begin GIVEN DATA
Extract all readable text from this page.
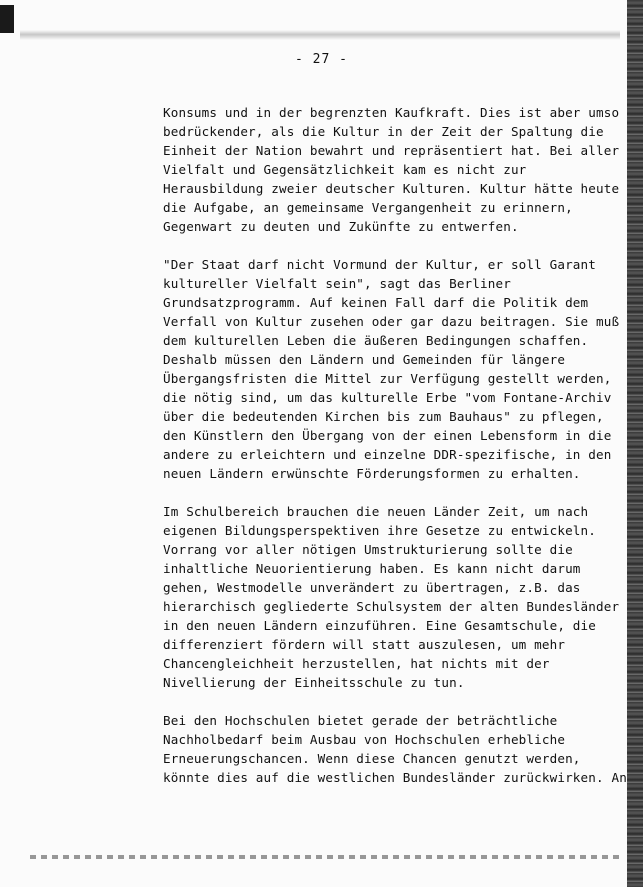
- 27 -
Konsums und in der begrenzten Kaufkraft. Dies ist aber umso
bedrückender, als die Kultur in der Zeit der Spaltung die
Einheit der Nation bewahrt und repräsentiert hat. Bei aller
Vielfalt und Gegensätzlichkeit kam es nicht zur
Herausbildung zweier deutscher Kulturen. Kultur hätte heute
die Aufgabe, an gemeinsame Vergangenheit zu erinnern,
Gegenwart zu deuten und Zukünfte zu entwerfen.
"Der Staat darf nicht Vormund der Kultur, er soll Garant
kultureller Vielfalt sein", sagt das Berliner
Grundsatzprogramm. Auf keinen Fall darf die Politik dem
Verfall von Kultur zusehen oder gar dazu beitragen. Sie muß
dem kulturellen Leben die äußeren Bedingungen schaffen.
Deshalb müssen den Ländern und Gemeinden für längere
Übergangsfristen die Mittel zur Verfügung gestellt werden,
die nötig sind, um das kulturelle Erbe "vom Fontane-Archiv
über die bedeutenden Kirchen bis zum Bauhaus" zu pflegen,
den Künstlern den Übergang von der einen Lebensform in die
andere zu erleichtern und einzelne DDR-spezifische, in den
neuen Ländern erwünschte Förderungsformen zu erhalten.
Im Schulbereich brauchen die neuen Länder Zeit, um nach
eigenen Bildungsperspektiven ihre Gesetze zu entwickeln.
Vorrang vor aller nötigen Umstrukturierung sollte die
inhaltliche Neuorientierung haben. Es kann nicht darum
gehen, Westmodelle unverändert zu übertragen, z.B. das
hierarchisch gegliederte Schulsystem der alten Bundesländer
in den neuen Ländern einzuführen. Eine Gesamtschule, die
differenziert fördern will statt auszulesen, um mehr
Chancengleichheit herzustellen, hat nichts mit der
Nivellierung der Einheitsschule zu tun.
Bei den Hochschulen bietet gerade der beträchtliche
Nachholbedarf beim Ausbau von Hochschulen erhebliche
Erneuerungschancen. Wenn diese Chancen genutzt werden,
könnte dies auf die westlichen Bundesländer zurückwirken. An
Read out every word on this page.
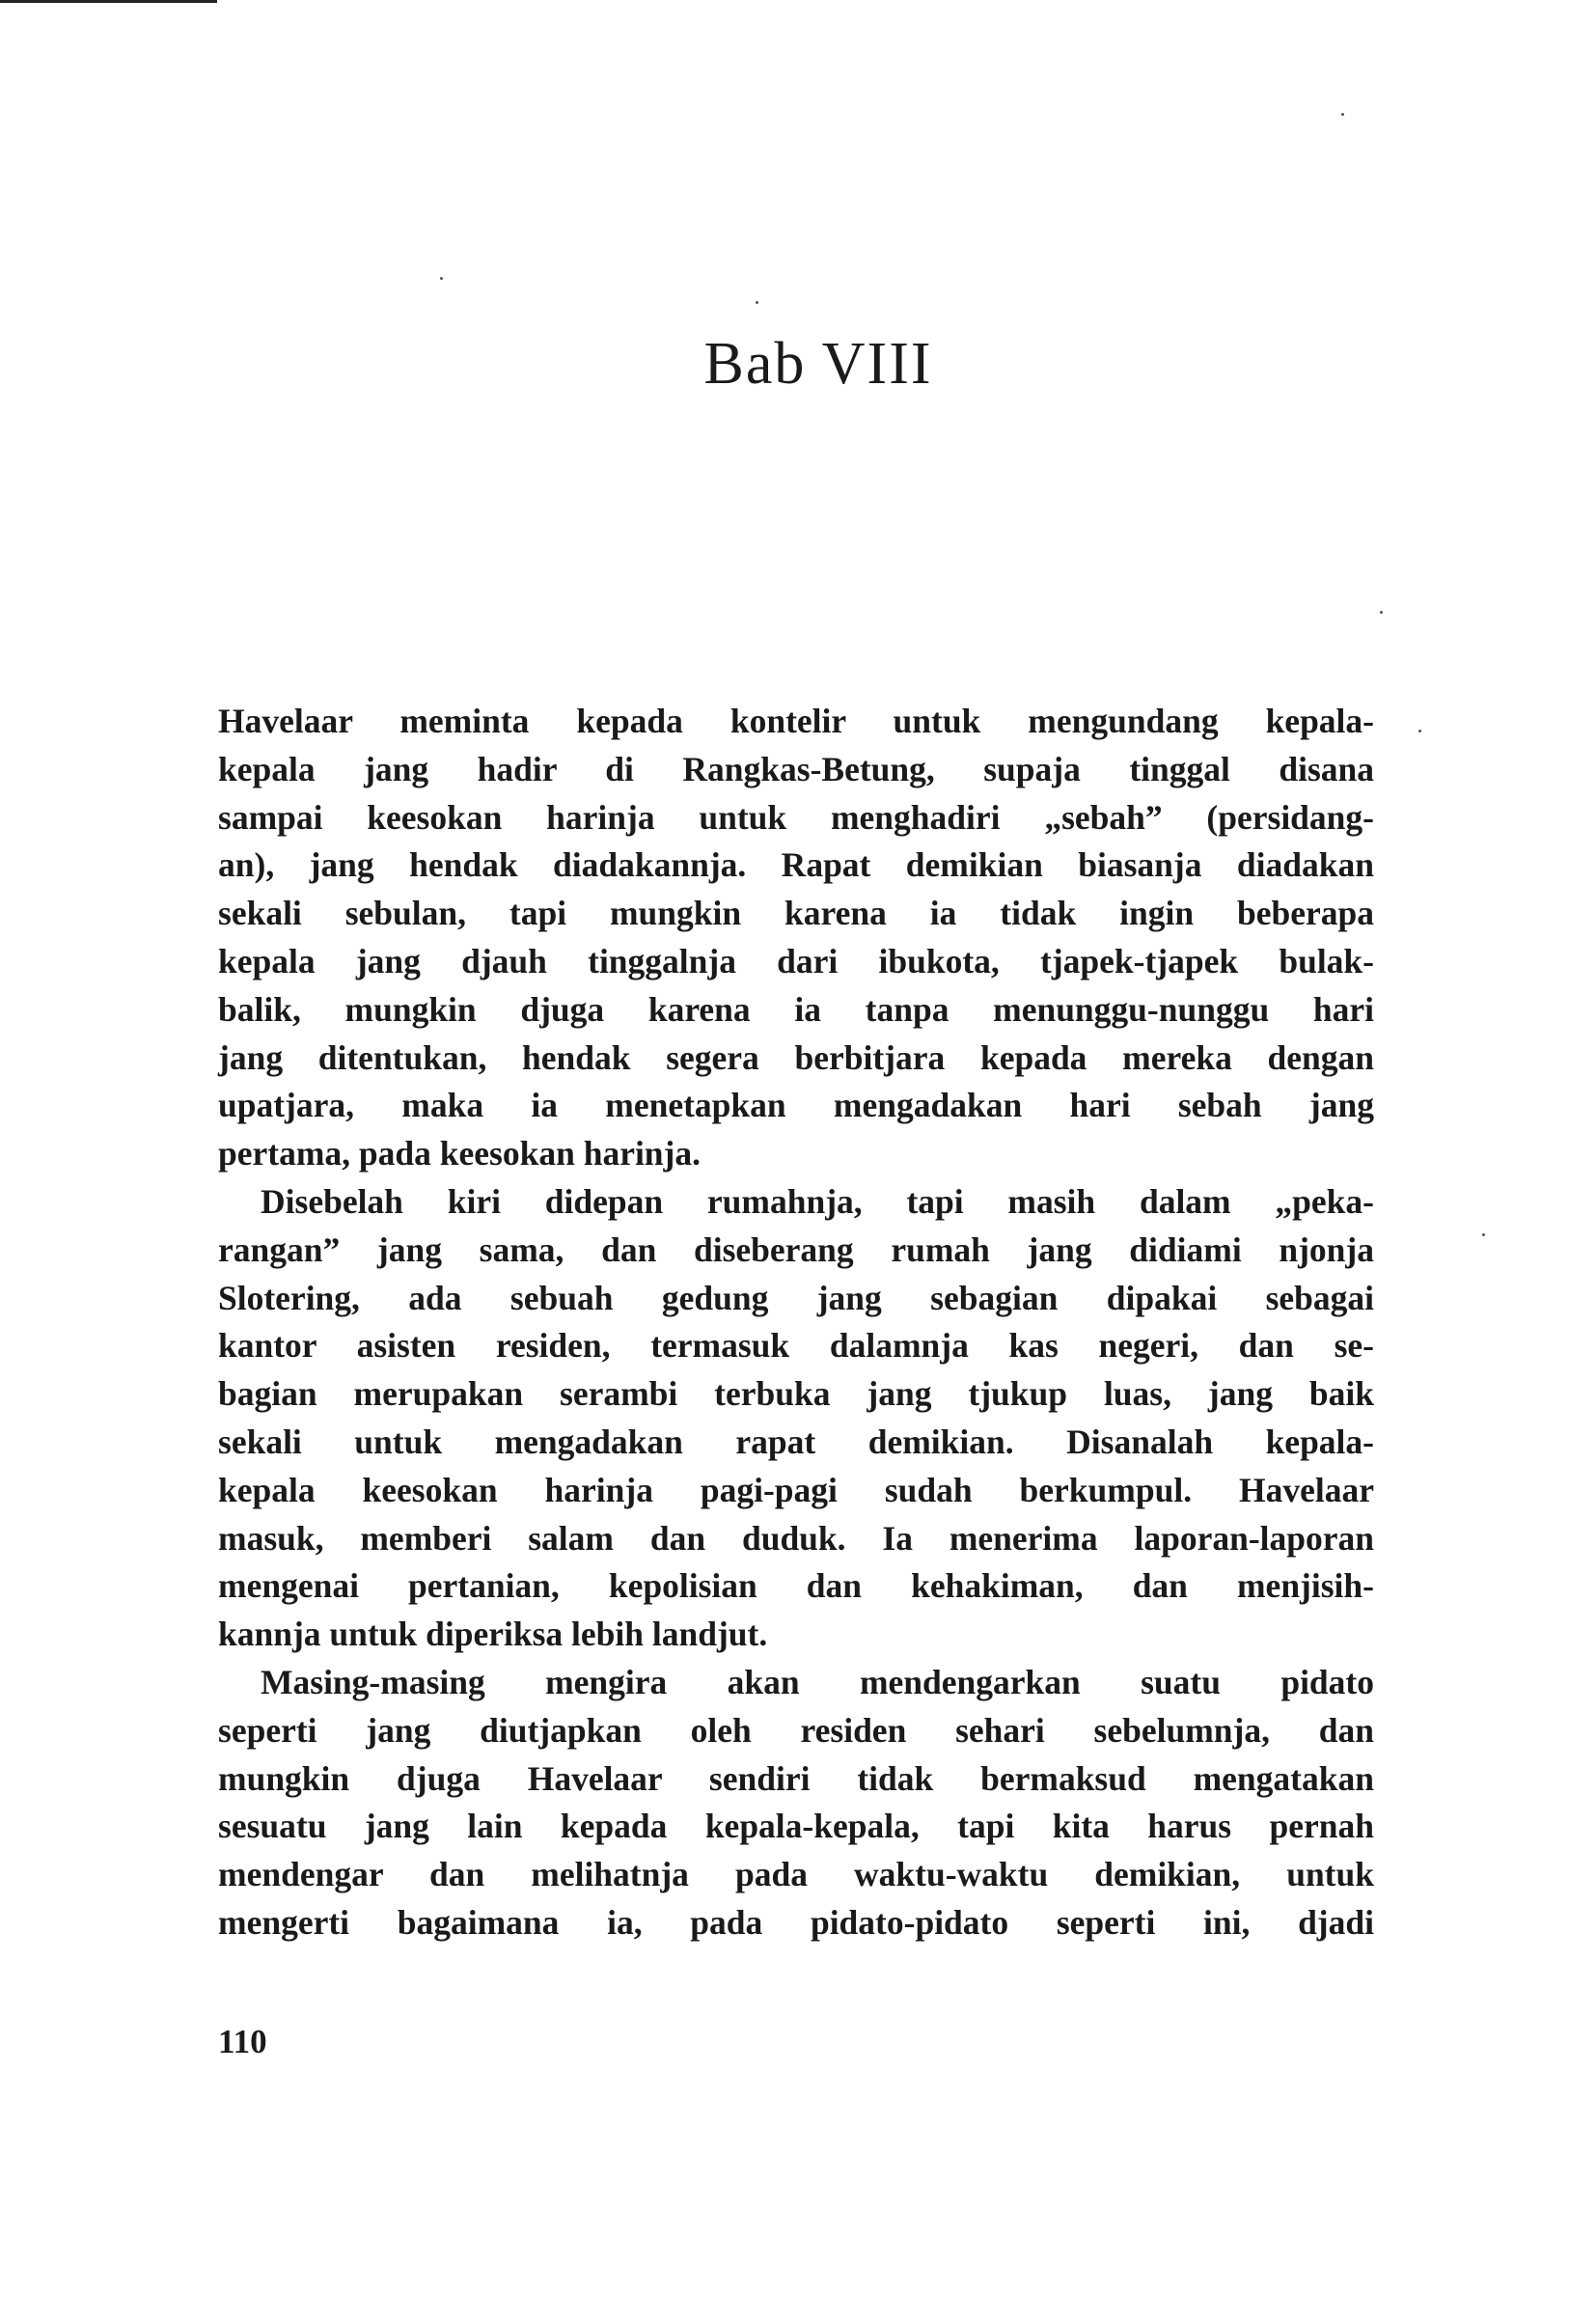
Bab VIII
Havelaar meminta kepada kontelir untuk mengundang kepala-
kepala jang hadir di Rangkas-Betung, supaja tinggal disana
sampai keesokan harinja untuk menghadiri „sebah” (persidang-
an), jang hendak diadakannja. Rapat demikian biasanja diadakan
sekali sebulan, tapi mungkin karena ia tidak ingin beberapa
kepala jang djauh tinggalnja dari ibukota, tjapek-tjapek bulak-
balik, mungkin djuga karena ia tanpa menunggu-nunggu hari
jang ditentukan, hendak segera berbitjara kepada mereka dengan
upatjara, maka ia menetapkan mengadakan hari sebah jang
pertama, pada keesokan harinja.
Disebelah kiri didepan rumahnja, tapi masih dalam „peka-
rangan” jang sama, dan diseberang rumah jang didiami njonja
Slotering, ada sebuah gedung jang sebagian dipakai sebagai
kantor asisten residen, termasuk dalamnja kas negeri, dan se-
bagian merupakan serambi terbuka jang tjukup luas, jang baik
sekali untuk mengadakan rapat demikian. Disanalah kepala-
kepala keesokan harinja pagi-pagi sudah berkumpul. Havelaar
masuk, memberi salam dan duduk. Ia menerima laporan-laporan
mengenai pertanian, kepolisian dan kehakiman, dan menjisih-
kannja untuk diperiksa lebih landjut.
Masing-masing mengira akan mendengarkan suatu pidato
seperti jang diutjapkan oleh residen sehari sebelumnja, dan
mungkin djuga Havelaar sendiri tidak bermaksud mengatakan
sesuatu jang lain kepada kepala-kepala, tapi kita harus pernah
mendengar dan melihatnja pada waktu-waktu demikian, untuk
mengerti bagaimana ia, pada pidato-pidato seperti ini, djadi
110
end GIVEN DATA
**INSTRUCTIONS FOR THE TASK:** Repeat everything in the records precisely. Images are excluded from the copy.

**TASK RESULT:**
Extract all readable text from this page.
- 27 -
Konsums und in der begrenzten Kaufkraft. Dies ist aber umso
bedrückender, als die Kultur in der Zeit der Spaltung die
Einheit der Nation bewahrt und repräsentiert hat. Bei aller
Vielfalt und Gegensätzlichkeit kam es nicht zur
Herausbildung zweier deutscher Kulturen. Kultur hätte heute
die Aufgabe, an gemeinsame Vergangenheit zu erinnern,
Gegenwart zu deuten und Zukünfte zu entwerfen.
"Der Staat darf nicht Vormund der Kultur, er soll Garant
kultureller Vielfalt sein", sagt das Berliner
Grundsatzprogramm. Auf keinen Fall darf die Politik dem
Verfall von Kultur zusehen oder gar dazu beitragen. Sie muß
dem kulturellen Leben die äußeren Bedingungen schaffen.
Deshalb müssen den Ländern und Gemeinden für längere
Übergangsfristen die Mittel zur Verfügung gestellt werden,
die nötig sind, um das kulturelle Erbe "vom Fontane-Archiv
über die bedeutenden Kirchen bis zum Bauhaus" zu pflegen,
den Künstlern den Übergang von der einen Lebensform in die
andere zu erleichtern und einzelne DDR-spezifische, in den
neuen Ländern erwünschte Förderungsformen zu erhalten.
Im Schulbereich brauchen die neuen Länder Zeit, um nach
eigenen Bildungsperspektiven ihre Gesetze zu entwickeln.
Vorrang vor aller nötigen Umstrukturierung sollte die
inhaltliche Neuorientierung haben. Es kann nicht darum
gehen, Westmodelle unverändert zu übertragen, z.B. das
hierarchisch gegliederte Schulsystem der alten Bundesländer
in den neuen Ländern einzuführen. Eine Gesamtschule, die
differenziert fördern will statt auszulesen, um mehr
Chancengleichheit herzustellen, hat nichts mit der
Nivellierung der Einheitsschule zu tun.
Bei den Hochschulen bietet gerade der beträchtliche
Nachholbedarf beim Ausbau von Hochschulen erhebliche
Erneuerungschancen. Wenn diese Chancen genutzt werden,
könnte dies auf die westlichen Bundesländer zurückwirken. An
Read out every word on this page.
Bab VIII
Havelaar meminta kepada kontelir untuk mengundang kepala-
kepala jang hadir di Rangkas-Betung, supaja tinggal disana
sampai keesokan harinja untuk menghadiri „sebah” (persidang-
an), jang hendak diadakannja. Rapat demikian biasanja diadakan
sekali sebulan, tapi mungkin karena ia tidak ingin beberapa
kepala jang djauh tinggalnja dari ibukota, tjapek-tjapek bulak-
balik, mungkin djuga karena ia tanpa menunggu-nunggu hari
jang ditentukan, hendak segera berbitjara kepada mereka dengan
upatjara, maka ia menetapkan mengadakan hari sebah jang
pertama, pada keesokan harinja.
Disebelah kiri didepan rumahnja, tapi masih dalam „peka-
rangan” jang sama, dan diseberang rumah jang didiami njonja
Slotering, ada sebuah gedung jang sebagian dipakai sebagai
kantor asisten residen, termasuk dalamnja kas negeri, dan se-
bagian merupakan serambi terbuka jang tjukup luas, jang baik
sekali untuk mengadakan rapat demikian. Disanalah kepala-
kepala keesokan harinja pagi-pagi sudah berkumpul. Havelaar
masuk, memberi salam dan duduk. Ia menerima laporan-laporan
mengenai pertanian, kepolisian dan kehakiman, dan menjisih-
kannja untuk diperiksa lebih landjut.
Masing-masing mengira akan mendengarkan suatu pidato
seperti jang diutjapkan oleh residen sehari sebelumnja, dan
mungkin djuga Havelaar sendiri tidak bermaksud mengatakan
sesuatu jang lain kepada kepala-kepala, tapi kita harus pernah
mendengar dan melihatnja pada waktu-waktu demikian, untuk
mengerti bagaimana ia, pada pidato-pidato seperti ini, djadi
110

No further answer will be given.